• Short task: Determine the count of lines holding the string "ylabel". Return only the number.

* START Records *

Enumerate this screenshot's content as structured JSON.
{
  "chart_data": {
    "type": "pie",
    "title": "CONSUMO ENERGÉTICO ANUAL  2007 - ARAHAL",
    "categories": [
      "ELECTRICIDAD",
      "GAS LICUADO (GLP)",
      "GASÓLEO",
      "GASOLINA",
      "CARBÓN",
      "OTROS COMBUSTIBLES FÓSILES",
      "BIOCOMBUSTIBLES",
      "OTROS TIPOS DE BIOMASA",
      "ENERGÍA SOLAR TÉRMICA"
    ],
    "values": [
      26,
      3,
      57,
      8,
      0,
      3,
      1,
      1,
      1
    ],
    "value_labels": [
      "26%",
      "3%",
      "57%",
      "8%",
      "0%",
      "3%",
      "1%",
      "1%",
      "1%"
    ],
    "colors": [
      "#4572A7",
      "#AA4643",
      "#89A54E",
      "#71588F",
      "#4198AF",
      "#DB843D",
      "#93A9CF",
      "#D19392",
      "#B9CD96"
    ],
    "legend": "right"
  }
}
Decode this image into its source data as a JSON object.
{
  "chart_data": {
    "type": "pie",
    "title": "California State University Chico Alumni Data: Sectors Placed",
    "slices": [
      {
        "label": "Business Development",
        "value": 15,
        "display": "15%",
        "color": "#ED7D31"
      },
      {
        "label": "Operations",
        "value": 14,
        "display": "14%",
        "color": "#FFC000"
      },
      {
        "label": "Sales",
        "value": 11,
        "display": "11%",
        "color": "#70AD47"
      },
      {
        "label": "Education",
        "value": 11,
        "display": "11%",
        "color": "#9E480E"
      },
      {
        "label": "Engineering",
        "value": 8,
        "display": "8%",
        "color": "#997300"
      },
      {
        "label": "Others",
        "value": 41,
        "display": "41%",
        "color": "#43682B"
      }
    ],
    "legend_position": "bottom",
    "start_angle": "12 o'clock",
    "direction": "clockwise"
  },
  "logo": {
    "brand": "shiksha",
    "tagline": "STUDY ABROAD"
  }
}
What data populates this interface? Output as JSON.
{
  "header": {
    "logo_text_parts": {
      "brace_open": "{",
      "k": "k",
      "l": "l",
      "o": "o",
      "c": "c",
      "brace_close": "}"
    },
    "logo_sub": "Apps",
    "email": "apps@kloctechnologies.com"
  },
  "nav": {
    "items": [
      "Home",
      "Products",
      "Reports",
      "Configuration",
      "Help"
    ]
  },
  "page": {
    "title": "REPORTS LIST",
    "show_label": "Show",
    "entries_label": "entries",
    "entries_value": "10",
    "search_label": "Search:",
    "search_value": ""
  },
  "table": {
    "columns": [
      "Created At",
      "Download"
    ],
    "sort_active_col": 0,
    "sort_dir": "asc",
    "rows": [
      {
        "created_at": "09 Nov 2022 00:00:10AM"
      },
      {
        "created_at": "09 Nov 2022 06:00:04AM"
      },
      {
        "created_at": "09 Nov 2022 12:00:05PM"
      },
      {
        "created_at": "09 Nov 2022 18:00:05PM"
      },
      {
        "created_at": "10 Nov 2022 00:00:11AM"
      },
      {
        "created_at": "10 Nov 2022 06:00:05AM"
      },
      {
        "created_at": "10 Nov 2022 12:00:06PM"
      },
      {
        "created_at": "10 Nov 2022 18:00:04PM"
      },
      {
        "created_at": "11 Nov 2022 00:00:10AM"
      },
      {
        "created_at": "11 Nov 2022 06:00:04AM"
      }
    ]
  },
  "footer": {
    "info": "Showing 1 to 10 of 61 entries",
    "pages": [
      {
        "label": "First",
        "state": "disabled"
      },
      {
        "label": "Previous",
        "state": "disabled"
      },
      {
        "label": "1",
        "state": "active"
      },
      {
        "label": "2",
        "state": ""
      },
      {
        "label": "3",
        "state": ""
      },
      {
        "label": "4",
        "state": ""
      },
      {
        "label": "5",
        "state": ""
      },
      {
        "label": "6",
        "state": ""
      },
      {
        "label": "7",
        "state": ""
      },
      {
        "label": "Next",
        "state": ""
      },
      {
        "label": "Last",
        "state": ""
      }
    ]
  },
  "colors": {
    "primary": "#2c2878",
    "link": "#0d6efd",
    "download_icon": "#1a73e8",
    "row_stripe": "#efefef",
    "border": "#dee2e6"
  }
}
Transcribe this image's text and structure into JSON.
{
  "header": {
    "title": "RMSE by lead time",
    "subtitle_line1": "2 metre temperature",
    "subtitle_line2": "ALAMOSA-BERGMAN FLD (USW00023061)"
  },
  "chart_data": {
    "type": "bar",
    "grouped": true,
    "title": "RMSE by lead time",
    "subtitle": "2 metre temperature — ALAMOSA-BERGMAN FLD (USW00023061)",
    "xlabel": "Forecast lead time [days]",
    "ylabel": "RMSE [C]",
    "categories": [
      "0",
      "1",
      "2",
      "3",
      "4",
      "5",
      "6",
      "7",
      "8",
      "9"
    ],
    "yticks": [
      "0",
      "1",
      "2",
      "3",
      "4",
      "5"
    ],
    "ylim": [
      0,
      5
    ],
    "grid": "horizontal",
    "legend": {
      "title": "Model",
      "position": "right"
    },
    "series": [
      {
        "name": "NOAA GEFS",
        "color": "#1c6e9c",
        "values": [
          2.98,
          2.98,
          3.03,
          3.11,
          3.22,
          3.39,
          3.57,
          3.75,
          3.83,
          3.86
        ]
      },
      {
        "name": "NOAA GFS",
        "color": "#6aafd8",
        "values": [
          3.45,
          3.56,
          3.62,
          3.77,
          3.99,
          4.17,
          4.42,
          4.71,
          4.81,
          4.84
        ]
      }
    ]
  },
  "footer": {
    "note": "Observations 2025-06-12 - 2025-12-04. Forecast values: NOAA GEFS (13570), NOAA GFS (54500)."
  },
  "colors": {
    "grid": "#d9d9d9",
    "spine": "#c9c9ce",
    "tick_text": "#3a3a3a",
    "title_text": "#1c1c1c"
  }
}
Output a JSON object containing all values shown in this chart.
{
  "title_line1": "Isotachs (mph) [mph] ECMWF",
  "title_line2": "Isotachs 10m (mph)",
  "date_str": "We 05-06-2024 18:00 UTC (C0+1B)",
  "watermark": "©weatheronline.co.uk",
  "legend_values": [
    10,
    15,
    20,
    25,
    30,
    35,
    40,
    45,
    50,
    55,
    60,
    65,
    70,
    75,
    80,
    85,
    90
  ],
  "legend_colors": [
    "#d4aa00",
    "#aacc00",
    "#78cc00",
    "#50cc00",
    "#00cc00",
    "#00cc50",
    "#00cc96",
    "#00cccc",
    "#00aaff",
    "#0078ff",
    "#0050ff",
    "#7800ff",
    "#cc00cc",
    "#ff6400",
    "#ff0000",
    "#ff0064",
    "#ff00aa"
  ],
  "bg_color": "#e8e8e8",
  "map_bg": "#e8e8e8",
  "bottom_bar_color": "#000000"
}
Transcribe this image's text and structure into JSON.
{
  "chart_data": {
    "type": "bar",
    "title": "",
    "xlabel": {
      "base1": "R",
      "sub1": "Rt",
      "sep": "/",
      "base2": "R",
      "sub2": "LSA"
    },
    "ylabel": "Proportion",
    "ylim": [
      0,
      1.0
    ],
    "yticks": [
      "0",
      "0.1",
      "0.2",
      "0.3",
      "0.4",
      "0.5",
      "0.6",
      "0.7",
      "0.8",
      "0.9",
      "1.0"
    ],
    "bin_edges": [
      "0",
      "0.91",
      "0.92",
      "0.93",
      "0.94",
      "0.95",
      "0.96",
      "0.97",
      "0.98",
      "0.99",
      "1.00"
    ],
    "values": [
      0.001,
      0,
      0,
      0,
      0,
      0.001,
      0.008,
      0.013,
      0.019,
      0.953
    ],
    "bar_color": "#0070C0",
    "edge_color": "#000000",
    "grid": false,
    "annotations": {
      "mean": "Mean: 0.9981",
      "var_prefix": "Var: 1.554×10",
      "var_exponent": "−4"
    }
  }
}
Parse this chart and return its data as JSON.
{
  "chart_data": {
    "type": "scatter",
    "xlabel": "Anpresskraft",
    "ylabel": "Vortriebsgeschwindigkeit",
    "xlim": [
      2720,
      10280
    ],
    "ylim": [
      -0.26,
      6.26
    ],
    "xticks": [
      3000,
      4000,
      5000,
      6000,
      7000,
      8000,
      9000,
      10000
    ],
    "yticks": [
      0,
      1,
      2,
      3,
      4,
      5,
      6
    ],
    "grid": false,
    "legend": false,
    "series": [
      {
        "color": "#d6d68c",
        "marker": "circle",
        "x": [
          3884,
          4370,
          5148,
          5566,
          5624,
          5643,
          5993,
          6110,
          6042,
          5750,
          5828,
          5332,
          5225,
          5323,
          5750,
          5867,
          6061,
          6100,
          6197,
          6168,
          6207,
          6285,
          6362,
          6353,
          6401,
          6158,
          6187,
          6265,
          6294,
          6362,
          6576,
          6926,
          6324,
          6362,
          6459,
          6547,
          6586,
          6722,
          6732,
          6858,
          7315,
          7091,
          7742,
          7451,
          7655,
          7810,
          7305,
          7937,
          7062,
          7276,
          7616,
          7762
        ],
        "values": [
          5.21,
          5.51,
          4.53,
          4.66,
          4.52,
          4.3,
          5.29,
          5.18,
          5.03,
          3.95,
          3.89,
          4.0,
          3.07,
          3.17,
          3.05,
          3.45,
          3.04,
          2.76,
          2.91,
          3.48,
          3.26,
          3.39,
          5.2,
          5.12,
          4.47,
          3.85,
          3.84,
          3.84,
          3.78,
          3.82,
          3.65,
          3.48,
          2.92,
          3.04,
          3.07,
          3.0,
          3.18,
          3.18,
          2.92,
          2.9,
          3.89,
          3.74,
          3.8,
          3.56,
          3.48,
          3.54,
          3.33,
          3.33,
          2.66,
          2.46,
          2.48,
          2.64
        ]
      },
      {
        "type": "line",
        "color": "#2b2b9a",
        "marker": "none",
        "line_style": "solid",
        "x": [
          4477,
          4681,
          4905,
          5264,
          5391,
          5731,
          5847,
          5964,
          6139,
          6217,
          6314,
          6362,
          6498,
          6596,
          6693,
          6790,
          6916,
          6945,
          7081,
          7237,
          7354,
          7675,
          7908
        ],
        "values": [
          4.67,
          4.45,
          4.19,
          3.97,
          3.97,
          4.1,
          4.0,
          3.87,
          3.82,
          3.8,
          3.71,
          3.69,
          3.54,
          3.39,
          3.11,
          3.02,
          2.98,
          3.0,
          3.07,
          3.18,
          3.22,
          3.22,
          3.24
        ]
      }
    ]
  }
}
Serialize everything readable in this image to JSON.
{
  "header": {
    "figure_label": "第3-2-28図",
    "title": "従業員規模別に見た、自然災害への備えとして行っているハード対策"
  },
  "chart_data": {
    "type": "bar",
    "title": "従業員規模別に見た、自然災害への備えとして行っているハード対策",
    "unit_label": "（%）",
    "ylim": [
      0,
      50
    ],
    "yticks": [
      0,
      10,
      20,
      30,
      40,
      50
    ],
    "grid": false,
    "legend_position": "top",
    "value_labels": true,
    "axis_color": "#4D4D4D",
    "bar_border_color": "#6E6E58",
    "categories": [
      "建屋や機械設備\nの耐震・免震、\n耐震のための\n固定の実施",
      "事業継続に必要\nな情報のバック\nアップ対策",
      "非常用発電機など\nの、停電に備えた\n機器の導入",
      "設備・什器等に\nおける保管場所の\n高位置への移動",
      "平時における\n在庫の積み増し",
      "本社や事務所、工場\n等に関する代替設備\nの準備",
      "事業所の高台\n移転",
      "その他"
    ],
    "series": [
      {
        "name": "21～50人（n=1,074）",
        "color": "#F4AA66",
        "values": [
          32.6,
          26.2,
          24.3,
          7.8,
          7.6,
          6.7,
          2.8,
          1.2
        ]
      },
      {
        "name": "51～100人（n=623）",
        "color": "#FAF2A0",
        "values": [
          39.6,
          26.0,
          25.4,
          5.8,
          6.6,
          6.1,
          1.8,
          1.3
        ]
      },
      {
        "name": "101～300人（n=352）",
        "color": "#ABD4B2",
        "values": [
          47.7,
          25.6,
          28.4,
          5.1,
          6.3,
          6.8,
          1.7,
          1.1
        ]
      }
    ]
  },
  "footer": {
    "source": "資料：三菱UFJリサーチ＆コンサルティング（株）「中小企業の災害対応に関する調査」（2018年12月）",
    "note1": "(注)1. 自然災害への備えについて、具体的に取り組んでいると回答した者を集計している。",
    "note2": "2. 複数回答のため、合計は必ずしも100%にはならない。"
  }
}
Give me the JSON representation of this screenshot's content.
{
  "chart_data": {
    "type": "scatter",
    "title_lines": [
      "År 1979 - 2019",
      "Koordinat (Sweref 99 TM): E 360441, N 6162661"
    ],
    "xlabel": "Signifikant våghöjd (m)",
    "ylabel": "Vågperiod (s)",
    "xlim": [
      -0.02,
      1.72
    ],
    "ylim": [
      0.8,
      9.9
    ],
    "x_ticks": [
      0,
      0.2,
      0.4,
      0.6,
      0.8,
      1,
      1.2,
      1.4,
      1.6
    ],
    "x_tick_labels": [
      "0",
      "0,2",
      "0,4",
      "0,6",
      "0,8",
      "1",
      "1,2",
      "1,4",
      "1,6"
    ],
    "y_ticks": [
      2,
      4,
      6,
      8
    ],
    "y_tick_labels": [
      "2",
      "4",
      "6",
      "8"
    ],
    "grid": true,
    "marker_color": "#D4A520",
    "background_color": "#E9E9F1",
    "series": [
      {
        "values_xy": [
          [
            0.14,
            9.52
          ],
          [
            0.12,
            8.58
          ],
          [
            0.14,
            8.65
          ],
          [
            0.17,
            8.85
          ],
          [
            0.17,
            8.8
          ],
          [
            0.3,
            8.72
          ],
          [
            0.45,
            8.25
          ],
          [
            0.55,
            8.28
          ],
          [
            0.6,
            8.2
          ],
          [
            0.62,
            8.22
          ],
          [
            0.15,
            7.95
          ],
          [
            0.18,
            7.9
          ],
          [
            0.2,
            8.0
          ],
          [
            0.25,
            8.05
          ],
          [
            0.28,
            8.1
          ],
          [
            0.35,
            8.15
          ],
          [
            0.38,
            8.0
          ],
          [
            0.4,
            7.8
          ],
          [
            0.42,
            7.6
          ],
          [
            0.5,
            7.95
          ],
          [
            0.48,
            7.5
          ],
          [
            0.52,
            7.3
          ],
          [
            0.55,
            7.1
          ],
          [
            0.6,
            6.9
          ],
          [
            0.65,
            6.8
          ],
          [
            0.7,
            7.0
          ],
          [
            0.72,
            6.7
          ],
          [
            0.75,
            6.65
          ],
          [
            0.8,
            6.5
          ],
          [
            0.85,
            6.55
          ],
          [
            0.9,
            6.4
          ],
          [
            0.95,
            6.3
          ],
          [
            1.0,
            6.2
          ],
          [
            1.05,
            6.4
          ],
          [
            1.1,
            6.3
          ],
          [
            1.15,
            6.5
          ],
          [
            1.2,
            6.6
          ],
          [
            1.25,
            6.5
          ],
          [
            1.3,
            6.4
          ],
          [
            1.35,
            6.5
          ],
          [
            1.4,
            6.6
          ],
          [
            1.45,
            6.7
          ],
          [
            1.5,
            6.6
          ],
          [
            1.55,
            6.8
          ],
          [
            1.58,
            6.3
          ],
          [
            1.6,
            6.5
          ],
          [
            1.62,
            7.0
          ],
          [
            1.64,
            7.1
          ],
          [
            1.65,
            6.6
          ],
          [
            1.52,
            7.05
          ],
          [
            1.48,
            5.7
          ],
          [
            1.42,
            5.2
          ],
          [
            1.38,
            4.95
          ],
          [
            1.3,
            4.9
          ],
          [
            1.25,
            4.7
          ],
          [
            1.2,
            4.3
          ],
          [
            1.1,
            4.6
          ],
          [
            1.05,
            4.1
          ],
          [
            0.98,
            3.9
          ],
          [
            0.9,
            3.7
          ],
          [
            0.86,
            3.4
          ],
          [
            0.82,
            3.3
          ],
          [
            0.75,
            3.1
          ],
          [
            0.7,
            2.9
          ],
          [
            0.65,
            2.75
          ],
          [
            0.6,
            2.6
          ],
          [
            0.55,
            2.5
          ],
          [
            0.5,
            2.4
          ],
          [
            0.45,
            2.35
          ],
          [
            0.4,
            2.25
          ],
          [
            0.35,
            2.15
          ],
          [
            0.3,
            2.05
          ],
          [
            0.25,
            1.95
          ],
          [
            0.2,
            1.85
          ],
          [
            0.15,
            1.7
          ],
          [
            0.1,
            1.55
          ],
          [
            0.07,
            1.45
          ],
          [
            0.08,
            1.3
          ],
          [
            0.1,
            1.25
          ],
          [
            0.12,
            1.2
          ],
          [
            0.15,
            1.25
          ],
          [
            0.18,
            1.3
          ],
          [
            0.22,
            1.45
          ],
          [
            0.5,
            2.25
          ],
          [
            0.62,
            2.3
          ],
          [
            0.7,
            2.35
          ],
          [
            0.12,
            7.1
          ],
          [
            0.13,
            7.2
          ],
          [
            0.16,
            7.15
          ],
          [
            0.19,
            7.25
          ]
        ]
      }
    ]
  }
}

* END Records *

• In response: 4